- **PROBLEM TO WORK ON**: Continue the forum post below about belief in an afterlife, starting right after its last line.

- **SOURCE**:
DC, without having any intention of offending you, I must tell you that I detect a strong vein of what I choose to call "religious dementia" in your last contribution. First I'm convinced that people will believe any damned thing that they truly want to believe. And next, it is my observation that belief in a supreme being effectively strips people of many of their critical faculties.

Regardless of how intelligent, experienced, or knowledgable they are, those among us who entertain the fanciful notion of an afterlife appear to be unable to see that this cherished notion is preposterous.

Where is this "heaven"place? Where?

Where is this "hell" place? Where?

Everywhere? Nowhere? Anywhere?

Might heaven and hell be only part of a metaphor?

On the other hand I grant that, if the only way that people can carry on living without being plunged into despair at the thought that their deaths will be the end of them, religious belief must be beneficial, and in many cases indispensable.

Now perhaps I have offended you. If so, my sincere apologies.

Still, perhaps the saving grace in this is that I've been scrupulously honest in responding to your post. (I'm assuming that you prefer to hear people's honest opinions, rather than having them say, "Yes, yes, me too.")




Alert Administrator
No Avatar Uploaded Posted on 12 Apr 07 at 10:47 PM
Last edit: 12 Apr 07 at 10:47 PM

by Wisdom of the aged
RE: "Religious dementia."

- **SUPPLIED ENTRIES**:
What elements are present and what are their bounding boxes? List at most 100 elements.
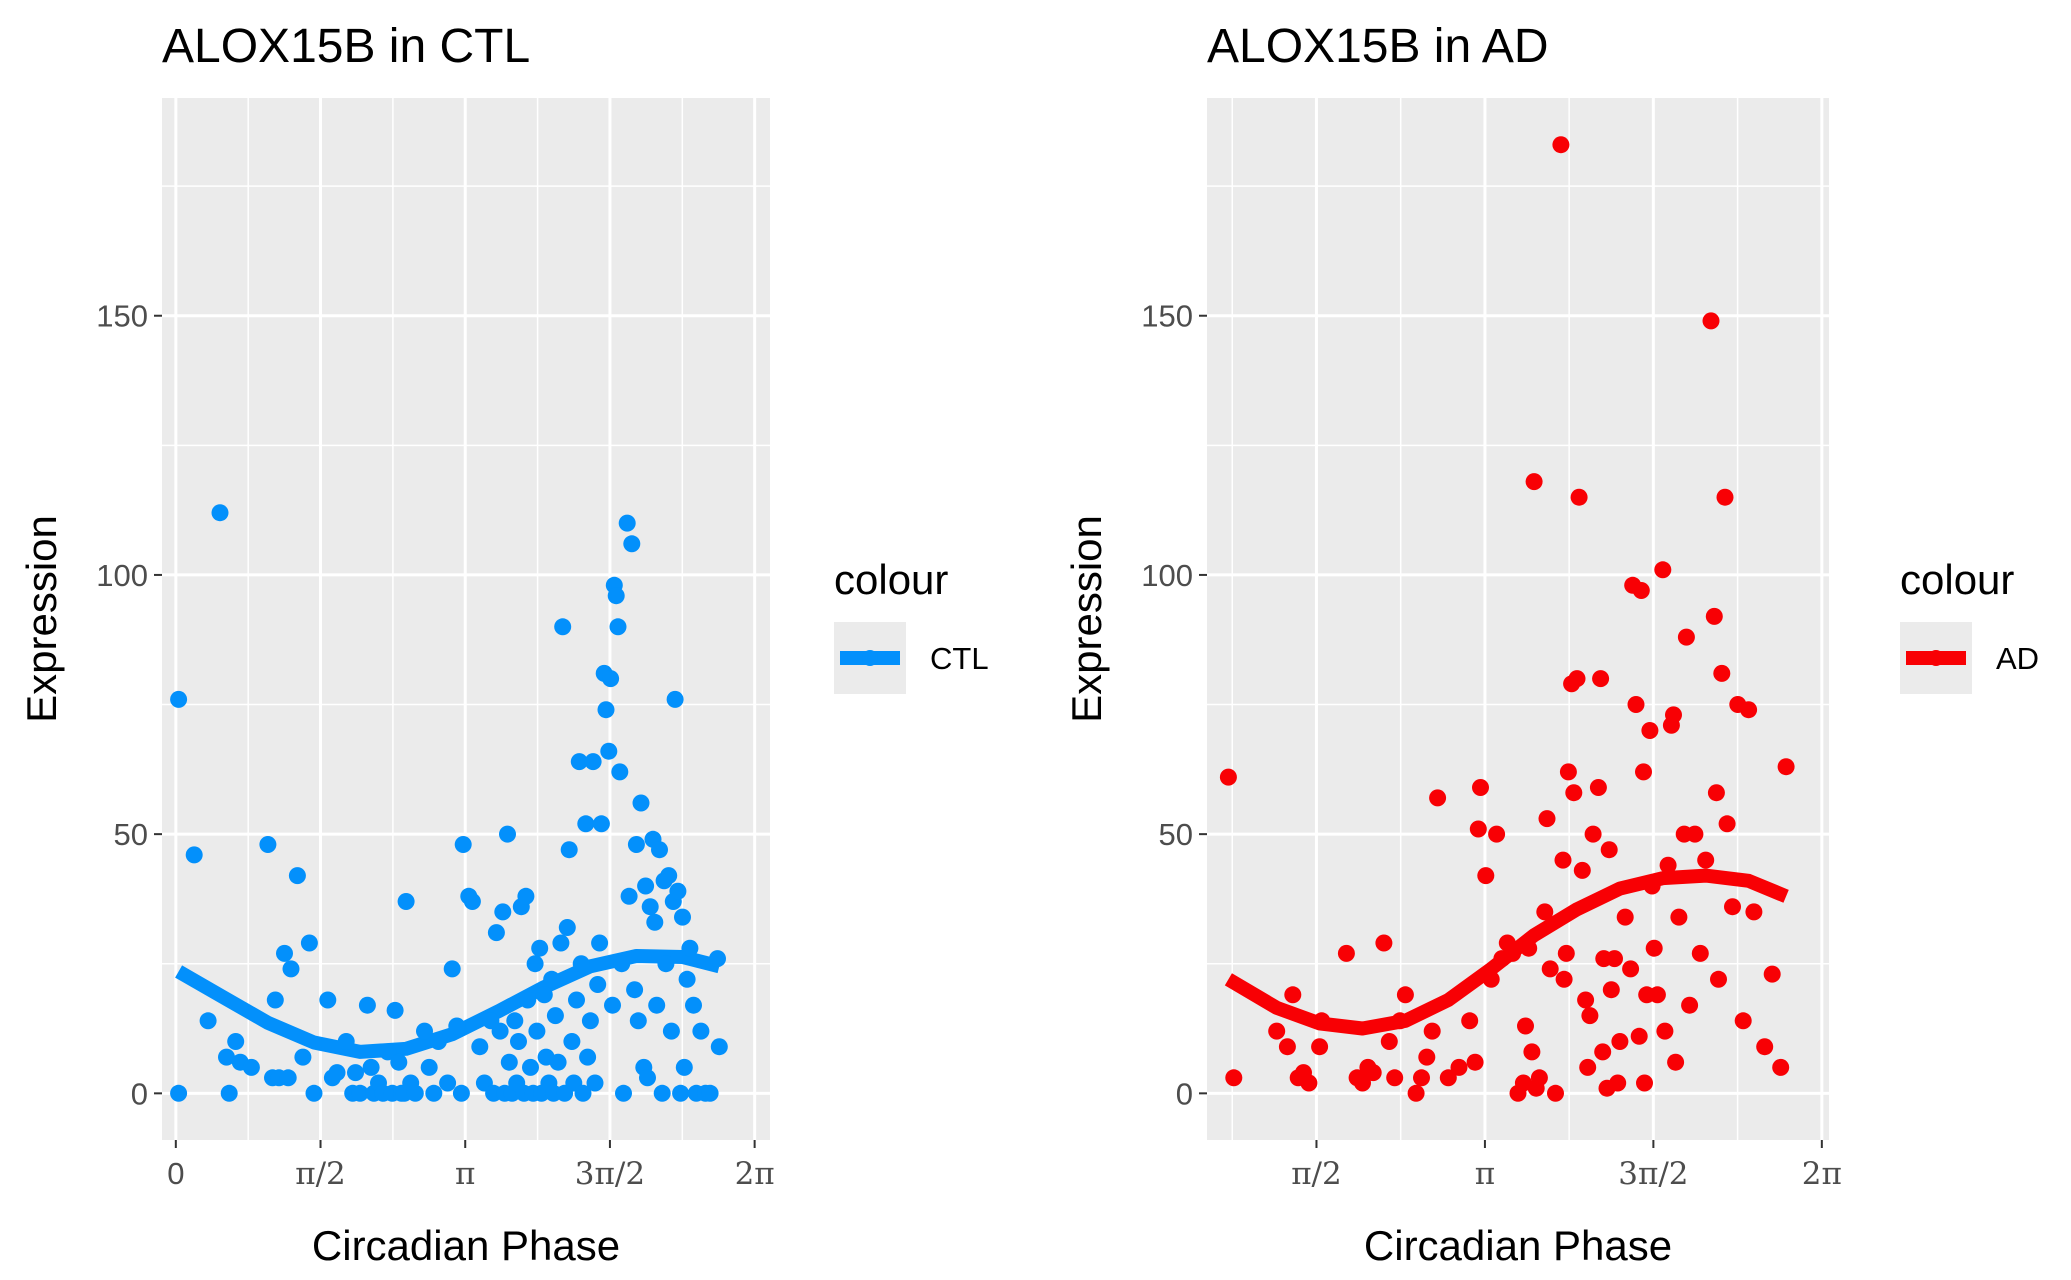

...

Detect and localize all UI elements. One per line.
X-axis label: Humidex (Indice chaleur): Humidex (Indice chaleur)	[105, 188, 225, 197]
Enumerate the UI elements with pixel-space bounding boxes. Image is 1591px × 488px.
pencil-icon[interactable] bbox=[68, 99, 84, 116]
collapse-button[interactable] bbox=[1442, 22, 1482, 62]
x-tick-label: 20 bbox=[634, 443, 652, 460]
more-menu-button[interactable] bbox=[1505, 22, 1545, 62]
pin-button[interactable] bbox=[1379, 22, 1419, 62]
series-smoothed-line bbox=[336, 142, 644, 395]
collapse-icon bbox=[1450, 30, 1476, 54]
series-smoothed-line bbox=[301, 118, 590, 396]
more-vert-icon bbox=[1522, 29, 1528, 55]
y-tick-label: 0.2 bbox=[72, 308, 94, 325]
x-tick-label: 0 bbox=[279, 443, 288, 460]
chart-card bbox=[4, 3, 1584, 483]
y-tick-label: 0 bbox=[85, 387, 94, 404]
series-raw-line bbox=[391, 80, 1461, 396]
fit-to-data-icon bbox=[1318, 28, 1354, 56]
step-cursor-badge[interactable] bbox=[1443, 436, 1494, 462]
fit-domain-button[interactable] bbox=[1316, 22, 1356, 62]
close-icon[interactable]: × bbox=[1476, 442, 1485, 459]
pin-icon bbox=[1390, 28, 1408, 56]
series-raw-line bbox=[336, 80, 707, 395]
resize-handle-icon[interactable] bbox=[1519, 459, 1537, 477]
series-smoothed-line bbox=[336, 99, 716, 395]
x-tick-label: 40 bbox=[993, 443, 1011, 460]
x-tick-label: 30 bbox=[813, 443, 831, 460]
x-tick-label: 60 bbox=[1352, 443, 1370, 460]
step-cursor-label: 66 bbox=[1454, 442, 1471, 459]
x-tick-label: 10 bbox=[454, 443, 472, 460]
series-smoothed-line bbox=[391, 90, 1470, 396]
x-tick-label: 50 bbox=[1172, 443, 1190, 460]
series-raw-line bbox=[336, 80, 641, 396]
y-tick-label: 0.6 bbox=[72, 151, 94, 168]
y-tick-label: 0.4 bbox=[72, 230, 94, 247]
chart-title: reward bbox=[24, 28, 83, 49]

- **ANSWER TO THIS TASK**:
ex-teacher said:

I get a continuous kick out of responses like yours that carry so many hidden assumptions that really cannot be assumed at all.

And I know I'm right about this.

Your epistemology for instance as best I can tell, to defend your Godel's theorem in natural language depends upon having swallowed the undigestable Kantian idealism.

Kant's cant can't persuade me of anything. Most of the folks on this board actually suffer from epistemological idealim, an isolation from which it is difficult to escape. All of the atheists suffer from this, unknowingly.

That's wildly ironic in that they like to see themselves as the so-called 'evidence -based' thinkers. Not at all from the evidence I've seen. 

Your comments on heaven and hell and religion betray the same fatal flaw in your unexamined premises.  

Your theory would be true but for the unseen and unacknowledged flaw.

And I know that I am right.

Call Aristotle or Aquinas. They will set you on the right path and you will know it.




Alert Administrator
No Avatar Uploaded Posted on 14 Apr 07 at 1:28 AM
by Toronthab
Gloria Steinem
The first problem for all of us, men and women, is not to learn, but to unlearn.


Alert Administrator
No Avatar Uploaded Posted on 14 Apr 07 at 10:39 AM
by calmandsense
RE: RE: "Religious dementia."




Among other things, Toronthab said that he knew that he was correct in his convictions.

What that indicates to me is that he hasn't the foggiest idea how human cognition works. It appears that he knows nothing of the 'gates' that fall in his brain, whenever he encounters notions that are contradictory to his view of how the world works. Thus, he can never absorb any idea that refutes his thinking.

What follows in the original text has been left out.